Please copy exactly the lines that begin with the one containing "Serialize everything readable" and end with the last line of the entries.

(Data records)
────────

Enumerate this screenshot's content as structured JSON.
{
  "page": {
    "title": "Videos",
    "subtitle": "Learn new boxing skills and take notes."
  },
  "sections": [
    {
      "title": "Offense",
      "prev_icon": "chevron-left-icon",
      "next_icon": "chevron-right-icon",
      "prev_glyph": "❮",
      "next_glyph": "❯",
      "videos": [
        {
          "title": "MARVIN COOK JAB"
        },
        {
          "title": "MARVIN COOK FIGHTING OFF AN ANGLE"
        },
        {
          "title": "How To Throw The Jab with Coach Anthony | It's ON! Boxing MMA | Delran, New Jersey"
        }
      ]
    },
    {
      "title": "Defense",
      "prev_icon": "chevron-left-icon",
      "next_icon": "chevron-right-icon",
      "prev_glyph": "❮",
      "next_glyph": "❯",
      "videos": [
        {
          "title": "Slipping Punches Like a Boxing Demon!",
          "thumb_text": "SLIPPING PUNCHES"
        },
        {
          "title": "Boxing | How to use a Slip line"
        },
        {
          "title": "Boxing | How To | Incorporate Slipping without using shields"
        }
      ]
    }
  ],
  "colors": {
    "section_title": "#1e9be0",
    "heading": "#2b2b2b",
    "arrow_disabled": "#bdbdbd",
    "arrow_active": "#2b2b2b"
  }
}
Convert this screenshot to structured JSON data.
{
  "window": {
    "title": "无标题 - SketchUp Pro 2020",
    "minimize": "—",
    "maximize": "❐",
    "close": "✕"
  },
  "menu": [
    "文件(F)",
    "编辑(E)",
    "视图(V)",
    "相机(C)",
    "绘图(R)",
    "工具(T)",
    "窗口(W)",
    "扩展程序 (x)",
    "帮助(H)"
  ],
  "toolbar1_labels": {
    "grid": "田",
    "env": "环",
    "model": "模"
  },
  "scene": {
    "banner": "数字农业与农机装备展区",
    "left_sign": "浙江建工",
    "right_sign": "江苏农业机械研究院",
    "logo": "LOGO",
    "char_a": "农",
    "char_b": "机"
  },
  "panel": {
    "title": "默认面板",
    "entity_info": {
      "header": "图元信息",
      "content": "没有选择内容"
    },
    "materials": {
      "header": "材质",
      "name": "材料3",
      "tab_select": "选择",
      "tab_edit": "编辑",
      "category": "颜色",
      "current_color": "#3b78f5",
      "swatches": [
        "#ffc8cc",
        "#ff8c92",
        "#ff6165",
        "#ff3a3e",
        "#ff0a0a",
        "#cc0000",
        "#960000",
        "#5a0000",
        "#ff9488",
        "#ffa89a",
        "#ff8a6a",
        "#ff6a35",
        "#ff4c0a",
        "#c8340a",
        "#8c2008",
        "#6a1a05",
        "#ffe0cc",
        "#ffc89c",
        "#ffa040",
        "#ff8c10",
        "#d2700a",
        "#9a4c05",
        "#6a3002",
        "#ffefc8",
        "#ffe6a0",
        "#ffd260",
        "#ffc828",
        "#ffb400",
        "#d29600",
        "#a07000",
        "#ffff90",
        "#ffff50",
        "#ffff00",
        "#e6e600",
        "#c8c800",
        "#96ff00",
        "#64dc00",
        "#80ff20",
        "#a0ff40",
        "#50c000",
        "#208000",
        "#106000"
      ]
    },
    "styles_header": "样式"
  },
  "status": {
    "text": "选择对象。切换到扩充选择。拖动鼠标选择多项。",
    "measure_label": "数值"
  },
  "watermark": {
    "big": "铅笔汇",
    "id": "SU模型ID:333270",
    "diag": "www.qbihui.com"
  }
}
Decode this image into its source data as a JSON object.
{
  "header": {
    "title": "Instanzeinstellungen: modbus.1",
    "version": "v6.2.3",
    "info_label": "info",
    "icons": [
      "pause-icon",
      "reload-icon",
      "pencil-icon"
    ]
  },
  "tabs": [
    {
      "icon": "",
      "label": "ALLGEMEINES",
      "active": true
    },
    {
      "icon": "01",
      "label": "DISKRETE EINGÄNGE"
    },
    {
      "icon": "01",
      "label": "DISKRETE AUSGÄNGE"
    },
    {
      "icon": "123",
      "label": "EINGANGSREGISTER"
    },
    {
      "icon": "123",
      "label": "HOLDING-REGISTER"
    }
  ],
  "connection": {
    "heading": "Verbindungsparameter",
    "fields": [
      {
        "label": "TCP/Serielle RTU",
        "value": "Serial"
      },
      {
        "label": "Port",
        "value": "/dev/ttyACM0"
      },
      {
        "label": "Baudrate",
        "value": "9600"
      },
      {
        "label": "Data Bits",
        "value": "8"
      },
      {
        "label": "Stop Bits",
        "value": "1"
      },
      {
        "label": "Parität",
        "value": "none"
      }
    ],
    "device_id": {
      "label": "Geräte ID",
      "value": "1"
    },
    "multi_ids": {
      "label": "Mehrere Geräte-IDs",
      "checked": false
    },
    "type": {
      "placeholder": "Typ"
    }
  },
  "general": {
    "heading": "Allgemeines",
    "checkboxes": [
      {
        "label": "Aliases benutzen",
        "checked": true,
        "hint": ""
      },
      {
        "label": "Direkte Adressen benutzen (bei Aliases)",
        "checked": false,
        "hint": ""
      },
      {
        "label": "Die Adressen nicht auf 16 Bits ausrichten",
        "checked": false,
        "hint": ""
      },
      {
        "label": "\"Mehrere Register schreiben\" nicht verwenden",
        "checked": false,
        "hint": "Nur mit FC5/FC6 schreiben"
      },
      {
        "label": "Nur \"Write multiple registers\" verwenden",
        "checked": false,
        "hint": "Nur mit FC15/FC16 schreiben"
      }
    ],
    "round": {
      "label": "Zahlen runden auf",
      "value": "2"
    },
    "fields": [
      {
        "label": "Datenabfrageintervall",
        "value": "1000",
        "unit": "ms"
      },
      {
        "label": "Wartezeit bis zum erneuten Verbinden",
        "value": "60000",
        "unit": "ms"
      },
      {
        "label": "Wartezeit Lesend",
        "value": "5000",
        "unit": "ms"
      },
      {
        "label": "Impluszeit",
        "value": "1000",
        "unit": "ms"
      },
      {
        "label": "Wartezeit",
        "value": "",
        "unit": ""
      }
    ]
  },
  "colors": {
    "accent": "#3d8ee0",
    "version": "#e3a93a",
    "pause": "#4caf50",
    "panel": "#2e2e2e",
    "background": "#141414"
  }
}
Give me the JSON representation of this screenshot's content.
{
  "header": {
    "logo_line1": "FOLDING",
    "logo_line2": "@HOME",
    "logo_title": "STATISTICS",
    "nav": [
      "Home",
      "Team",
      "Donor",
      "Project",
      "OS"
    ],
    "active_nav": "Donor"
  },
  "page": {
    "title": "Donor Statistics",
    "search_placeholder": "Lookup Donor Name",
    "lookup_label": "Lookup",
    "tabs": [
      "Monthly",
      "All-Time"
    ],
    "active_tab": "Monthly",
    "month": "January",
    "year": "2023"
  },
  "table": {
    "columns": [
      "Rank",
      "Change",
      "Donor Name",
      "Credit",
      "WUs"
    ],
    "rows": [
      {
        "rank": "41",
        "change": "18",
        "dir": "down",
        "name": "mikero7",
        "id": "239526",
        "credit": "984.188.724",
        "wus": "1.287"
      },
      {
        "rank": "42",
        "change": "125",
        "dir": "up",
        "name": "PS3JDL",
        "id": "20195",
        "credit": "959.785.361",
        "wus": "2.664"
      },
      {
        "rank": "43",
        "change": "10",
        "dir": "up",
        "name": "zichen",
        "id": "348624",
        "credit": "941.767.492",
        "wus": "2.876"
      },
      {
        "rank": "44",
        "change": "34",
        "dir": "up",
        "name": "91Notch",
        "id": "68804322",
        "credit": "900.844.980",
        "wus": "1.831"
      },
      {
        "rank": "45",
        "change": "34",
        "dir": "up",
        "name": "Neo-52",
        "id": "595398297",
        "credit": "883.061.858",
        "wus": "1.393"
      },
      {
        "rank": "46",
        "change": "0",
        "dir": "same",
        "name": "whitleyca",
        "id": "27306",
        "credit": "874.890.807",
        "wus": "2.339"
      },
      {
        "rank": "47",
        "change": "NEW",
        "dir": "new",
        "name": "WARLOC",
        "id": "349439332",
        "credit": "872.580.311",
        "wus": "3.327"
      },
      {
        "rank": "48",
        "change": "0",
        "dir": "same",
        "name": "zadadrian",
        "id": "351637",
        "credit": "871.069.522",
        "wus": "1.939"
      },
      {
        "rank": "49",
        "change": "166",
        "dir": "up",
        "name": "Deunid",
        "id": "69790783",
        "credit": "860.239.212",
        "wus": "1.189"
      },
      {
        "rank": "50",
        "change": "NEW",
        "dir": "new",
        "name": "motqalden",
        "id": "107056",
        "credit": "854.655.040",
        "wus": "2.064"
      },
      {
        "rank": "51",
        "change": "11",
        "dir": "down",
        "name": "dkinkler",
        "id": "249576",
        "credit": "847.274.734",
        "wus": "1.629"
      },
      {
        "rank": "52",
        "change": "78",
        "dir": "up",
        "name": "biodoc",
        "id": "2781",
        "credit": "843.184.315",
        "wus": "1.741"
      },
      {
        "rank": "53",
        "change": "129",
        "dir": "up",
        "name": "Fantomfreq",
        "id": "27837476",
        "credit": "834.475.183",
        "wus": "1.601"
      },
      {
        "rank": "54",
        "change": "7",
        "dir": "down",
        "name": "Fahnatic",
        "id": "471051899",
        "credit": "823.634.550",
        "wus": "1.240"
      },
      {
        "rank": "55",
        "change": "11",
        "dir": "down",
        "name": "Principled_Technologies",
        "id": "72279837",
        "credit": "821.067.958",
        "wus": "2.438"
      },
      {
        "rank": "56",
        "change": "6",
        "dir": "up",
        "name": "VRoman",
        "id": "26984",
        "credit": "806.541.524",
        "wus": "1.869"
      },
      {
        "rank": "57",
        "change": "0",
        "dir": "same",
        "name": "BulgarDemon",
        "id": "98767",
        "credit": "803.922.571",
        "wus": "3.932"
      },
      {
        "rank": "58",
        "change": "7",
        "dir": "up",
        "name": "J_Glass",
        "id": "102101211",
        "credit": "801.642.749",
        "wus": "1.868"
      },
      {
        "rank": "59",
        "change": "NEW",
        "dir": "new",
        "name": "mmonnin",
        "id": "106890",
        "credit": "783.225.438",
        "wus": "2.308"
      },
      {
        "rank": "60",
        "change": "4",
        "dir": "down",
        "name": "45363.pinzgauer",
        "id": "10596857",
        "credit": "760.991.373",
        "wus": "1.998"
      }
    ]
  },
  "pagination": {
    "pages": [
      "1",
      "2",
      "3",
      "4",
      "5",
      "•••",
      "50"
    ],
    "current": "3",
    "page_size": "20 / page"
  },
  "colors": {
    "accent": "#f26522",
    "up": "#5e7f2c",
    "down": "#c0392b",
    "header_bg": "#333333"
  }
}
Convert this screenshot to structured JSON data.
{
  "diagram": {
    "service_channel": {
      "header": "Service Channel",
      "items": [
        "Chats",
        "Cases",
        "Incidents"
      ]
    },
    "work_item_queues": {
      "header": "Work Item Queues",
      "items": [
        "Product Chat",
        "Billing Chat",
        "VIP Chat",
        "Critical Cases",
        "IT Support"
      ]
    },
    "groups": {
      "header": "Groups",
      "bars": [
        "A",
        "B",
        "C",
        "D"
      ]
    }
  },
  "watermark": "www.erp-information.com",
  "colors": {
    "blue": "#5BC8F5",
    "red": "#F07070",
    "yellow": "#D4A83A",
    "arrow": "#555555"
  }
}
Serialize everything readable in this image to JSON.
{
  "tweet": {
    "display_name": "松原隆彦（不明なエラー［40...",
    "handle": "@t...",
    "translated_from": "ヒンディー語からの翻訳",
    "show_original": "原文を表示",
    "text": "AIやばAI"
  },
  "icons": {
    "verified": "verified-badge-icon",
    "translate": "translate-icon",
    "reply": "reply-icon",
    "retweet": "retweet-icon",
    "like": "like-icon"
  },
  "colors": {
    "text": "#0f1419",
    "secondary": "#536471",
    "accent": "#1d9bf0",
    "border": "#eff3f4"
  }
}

────────

FULL SOLUTION —
Serialize everything readable in this image to JSON.
{
  "tweet": {
    "display_name": "松原隆彦（不明なエラー［40...",
    "handle": "@t...",
    "translated_from": "ヒンディー語からの翻訳",
    "show_original": "原文を表示",
    "text": "AIやばAI"
  },
  "icons": {
    "verified": "verified-badge-icon",
    "translate": "translate-icon",
    "reply": "reply-icon",
    "retweet": "retweet-icon",
    "like": "like-icon"
  },
  "colors": {
    "text": "#0f1419",
    "secondary": "#536471",
    "accent": "#1d9bf0",
    "border": "#eff3f4"
  }
}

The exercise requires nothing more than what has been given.